Materials provided:

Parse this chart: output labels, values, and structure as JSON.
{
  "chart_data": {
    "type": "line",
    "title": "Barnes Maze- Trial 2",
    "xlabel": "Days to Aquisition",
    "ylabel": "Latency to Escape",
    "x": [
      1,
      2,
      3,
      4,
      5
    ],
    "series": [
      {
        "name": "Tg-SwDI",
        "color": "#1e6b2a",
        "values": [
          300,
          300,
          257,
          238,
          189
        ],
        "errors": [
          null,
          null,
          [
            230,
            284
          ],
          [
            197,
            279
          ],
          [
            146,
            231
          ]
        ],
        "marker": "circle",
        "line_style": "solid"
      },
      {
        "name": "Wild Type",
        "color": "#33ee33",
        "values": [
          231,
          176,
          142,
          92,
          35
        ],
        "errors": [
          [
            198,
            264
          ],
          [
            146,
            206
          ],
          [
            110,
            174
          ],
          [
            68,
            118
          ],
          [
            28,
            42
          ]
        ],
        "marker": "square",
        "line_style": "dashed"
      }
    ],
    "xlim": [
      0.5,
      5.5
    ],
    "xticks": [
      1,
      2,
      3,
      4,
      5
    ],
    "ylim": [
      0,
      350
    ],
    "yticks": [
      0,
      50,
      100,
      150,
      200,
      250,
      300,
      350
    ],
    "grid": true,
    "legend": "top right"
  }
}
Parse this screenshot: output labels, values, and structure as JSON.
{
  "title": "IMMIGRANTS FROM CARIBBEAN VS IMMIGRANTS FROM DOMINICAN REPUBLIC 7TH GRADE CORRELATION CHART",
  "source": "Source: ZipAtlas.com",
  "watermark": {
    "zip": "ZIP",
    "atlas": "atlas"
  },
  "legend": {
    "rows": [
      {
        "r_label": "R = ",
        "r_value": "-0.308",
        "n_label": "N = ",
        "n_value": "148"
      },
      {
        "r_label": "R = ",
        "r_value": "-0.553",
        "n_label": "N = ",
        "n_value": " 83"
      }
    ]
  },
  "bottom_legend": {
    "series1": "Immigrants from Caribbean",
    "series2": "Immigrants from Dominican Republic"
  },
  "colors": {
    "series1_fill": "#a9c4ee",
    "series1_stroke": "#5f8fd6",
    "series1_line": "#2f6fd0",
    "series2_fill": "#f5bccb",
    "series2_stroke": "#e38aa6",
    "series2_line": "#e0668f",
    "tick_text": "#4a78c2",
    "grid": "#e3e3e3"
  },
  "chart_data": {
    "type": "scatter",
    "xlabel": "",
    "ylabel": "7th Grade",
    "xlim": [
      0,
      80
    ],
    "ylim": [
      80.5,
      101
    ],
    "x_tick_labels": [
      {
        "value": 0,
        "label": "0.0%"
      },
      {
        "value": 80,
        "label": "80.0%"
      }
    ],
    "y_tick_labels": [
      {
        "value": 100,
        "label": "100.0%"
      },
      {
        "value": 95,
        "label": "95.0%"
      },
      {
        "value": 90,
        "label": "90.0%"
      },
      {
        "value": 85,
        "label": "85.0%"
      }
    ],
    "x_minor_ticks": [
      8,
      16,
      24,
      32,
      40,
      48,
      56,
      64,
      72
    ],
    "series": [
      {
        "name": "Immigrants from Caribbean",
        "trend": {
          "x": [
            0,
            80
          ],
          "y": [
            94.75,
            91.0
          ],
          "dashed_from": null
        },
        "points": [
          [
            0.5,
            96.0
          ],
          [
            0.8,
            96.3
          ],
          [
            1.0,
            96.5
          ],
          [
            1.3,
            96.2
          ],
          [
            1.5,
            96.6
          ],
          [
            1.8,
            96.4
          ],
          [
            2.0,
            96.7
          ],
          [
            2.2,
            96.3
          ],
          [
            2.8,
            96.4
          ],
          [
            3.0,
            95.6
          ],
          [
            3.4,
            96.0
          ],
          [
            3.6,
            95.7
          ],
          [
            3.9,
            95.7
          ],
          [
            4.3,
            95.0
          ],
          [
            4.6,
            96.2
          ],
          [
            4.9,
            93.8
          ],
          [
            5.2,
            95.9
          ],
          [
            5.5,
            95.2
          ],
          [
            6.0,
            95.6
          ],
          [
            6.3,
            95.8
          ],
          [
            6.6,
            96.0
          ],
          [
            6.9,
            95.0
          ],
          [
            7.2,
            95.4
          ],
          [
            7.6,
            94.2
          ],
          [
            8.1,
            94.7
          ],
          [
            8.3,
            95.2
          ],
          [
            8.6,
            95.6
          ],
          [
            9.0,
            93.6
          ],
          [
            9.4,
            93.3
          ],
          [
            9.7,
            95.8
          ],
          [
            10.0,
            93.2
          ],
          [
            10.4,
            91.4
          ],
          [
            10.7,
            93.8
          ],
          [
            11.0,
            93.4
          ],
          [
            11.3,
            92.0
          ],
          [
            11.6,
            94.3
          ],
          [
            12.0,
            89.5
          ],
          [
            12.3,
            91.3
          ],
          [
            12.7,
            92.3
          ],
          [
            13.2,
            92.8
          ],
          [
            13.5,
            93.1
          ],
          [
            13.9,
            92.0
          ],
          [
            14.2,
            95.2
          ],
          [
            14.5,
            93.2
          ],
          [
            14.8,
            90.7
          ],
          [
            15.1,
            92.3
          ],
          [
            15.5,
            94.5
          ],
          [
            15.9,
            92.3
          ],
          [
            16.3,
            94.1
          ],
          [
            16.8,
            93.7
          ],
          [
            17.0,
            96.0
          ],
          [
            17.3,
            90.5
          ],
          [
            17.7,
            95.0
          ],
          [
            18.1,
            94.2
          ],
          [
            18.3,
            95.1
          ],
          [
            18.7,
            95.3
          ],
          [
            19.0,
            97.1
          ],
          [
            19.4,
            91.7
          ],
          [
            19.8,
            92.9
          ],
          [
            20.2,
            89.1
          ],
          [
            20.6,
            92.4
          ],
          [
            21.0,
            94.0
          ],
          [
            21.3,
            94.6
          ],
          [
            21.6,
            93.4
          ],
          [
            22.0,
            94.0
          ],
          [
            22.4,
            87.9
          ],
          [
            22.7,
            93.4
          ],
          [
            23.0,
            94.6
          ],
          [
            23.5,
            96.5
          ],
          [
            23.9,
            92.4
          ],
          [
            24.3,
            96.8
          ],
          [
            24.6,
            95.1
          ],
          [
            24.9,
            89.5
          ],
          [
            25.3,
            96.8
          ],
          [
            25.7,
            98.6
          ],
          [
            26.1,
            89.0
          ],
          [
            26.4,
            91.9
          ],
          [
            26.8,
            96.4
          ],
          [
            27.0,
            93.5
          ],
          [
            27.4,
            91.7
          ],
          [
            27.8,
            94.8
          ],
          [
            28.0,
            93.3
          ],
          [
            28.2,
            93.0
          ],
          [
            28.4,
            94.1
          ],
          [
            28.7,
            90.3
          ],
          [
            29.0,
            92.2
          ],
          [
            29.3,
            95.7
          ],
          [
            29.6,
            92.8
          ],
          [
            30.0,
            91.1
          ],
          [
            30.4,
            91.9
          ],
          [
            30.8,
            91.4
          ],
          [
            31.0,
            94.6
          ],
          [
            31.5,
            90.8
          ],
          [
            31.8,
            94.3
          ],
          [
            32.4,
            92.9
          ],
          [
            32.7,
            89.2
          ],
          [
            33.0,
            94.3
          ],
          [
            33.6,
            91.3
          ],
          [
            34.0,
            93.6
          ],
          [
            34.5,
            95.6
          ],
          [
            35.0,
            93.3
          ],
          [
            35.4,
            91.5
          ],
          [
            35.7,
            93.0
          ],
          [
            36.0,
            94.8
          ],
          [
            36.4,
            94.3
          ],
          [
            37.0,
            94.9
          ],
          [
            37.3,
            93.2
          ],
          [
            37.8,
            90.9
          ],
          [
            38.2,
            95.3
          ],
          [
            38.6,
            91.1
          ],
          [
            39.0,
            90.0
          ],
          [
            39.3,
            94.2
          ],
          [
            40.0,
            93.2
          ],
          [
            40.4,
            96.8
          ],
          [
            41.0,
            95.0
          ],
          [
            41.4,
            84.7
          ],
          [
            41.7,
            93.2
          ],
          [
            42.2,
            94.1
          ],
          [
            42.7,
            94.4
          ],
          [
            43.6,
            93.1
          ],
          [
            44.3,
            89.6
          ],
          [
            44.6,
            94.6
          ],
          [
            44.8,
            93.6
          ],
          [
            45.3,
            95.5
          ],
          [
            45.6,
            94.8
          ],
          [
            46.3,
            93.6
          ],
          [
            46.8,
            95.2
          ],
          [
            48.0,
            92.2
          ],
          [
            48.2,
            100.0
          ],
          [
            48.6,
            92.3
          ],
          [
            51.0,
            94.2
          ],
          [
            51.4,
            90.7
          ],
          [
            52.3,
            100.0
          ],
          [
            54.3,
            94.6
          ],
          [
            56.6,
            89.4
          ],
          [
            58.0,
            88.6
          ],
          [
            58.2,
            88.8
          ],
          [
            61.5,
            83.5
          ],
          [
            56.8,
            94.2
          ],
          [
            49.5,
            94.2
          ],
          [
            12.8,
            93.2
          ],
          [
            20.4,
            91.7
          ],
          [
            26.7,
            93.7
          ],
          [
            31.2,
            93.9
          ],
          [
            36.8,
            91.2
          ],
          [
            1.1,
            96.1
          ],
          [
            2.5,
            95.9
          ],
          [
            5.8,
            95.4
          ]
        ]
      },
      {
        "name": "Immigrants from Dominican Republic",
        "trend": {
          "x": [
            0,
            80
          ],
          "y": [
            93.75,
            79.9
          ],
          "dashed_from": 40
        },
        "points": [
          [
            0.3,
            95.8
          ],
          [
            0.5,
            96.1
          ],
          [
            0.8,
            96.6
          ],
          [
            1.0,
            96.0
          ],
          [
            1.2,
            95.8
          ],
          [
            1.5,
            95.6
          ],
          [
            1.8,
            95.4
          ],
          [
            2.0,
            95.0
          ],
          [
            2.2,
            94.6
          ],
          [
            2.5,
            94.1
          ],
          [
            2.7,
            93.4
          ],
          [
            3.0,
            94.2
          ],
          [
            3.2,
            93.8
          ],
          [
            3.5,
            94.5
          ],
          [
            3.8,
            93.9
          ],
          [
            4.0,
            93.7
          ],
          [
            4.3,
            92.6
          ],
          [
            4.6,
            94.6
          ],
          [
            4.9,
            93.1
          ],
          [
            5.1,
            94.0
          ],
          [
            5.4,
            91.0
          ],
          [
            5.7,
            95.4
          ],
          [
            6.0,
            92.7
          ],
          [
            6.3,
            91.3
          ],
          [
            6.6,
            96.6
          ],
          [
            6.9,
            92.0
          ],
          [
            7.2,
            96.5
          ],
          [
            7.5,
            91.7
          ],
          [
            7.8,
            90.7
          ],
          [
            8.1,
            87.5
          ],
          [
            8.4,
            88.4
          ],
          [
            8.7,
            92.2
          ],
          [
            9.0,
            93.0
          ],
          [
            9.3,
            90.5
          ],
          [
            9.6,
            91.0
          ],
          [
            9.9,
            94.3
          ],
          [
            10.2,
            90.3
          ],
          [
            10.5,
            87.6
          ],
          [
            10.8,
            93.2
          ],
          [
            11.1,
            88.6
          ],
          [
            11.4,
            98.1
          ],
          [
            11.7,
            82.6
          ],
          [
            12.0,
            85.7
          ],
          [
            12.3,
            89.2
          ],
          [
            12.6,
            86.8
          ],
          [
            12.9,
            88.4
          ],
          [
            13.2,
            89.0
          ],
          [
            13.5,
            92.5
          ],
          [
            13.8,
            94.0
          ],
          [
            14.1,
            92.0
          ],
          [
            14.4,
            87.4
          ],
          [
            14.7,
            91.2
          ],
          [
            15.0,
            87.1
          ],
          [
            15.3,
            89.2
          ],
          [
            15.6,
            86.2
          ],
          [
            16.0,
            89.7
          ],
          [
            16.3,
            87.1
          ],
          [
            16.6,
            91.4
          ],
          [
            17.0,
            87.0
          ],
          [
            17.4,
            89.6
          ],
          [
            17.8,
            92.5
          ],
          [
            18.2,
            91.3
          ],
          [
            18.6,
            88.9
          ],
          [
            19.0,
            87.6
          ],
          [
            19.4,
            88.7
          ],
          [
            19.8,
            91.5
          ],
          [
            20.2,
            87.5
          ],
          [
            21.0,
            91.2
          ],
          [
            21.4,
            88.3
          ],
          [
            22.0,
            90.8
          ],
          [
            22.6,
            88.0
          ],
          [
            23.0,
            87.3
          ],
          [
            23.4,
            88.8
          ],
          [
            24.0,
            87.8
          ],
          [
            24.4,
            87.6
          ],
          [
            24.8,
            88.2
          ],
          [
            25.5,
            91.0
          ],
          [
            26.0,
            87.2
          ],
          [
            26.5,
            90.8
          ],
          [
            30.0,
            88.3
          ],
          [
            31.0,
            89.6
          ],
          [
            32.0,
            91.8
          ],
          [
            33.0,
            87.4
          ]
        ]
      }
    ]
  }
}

What you should do: Working from the material above, state how many lines contain "output"; give only the number.

Expected answer: 2